(Data records)
• • • • •

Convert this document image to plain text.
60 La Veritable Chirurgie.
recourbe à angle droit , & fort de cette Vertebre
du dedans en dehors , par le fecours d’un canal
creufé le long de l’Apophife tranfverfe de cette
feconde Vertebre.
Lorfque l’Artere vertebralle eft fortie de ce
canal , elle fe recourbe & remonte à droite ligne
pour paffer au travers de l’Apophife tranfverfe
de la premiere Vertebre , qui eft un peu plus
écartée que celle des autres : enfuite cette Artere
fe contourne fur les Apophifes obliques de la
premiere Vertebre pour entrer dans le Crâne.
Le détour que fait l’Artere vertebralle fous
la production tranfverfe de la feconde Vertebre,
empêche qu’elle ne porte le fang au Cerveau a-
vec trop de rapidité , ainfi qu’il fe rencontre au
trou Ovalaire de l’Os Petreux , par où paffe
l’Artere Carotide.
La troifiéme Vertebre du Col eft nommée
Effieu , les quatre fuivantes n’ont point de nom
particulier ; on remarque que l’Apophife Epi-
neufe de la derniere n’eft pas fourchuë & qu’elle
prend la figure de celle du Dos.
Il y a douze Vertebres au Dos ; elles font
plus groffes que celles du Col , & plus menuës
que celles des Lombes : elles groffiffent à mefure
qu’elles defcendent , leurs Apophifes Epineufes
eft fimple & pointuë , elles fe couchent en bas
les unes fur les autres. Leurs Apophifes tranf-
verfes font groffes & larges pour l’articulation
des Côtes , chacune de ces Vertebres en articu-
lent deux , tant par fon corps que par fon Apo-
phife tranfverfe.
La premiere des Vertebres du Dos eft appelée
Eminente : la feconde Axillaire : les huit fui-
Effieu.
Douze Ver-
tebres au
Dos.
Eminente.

• • • • •

→ **Given exercise**
Retype the entries one by one, exactly.

→ **Output of the exercise**
Convert this document image to plain text.
60 La Veritable Chirurgie.
recourbe à angle droit , & fort de cette Vertebre
du dedans en dehors , par le fecours d’un canal
creufé le long de l’Apophife tranfverfe de cette
feconde Vertebre.
Lorfque l’Artere vertebralle eft fortie de ce
canal , elle fe recourbe & remonte à droite ligne
pour paffer au travers de l’Apophife tranfverfe
de la premiere Vertebre , qui eft un peu plus
écartée que celle des autres : enfuite cette Artere
fe contourne fur les Apophifes obliques de la
premiere Vertebre pour entrer dans le Crâne.
Le détour que fait l’Artere vertebralle fous
la production tranfverfe de la feconde Vertebre,
empêche qu’elle ne porte le fang au Cerveau a-
vec trop de rapidité , ainfi qu’il fe rencontre au
trou Ovalaire de l’Os Petreux , par où paffe
l’Artere Carotide.
La troifiéme Vertebre du Col eft nommée
Effieu , les quatre fuivantes n’ont point de nom
particulier ; on remarque que l’Apophife Epi-
neufe de la derniere n’eft pas fourchuë & qu’elle
prend la figure de celle du Dos.
Il y a douze Vertebres au Dos ; elles font
plus groffes que celles du Col , & plus menuës
que celles des Lombes : elles groffiffent à mefure
qu’elles defcendent , leurs Apophifes Epineufes
eft fimple & pointuë , elles fe couchent en bas
les unes fur les autres. Leurs Apophifes tranf-
verfes font groffes & larges pour l’articulation
des Côtes , chacune de ces Vertebres en articu-
lent deux , tant par fon corps que par fon Apo-
phife tranfverfe.
La premiere des Vertebres du Dos eft appelée
Eminente : la feconde Axillaire : les huit fui-
Effieu.
Douze Ver-
tebres au
Dos.
Eminente.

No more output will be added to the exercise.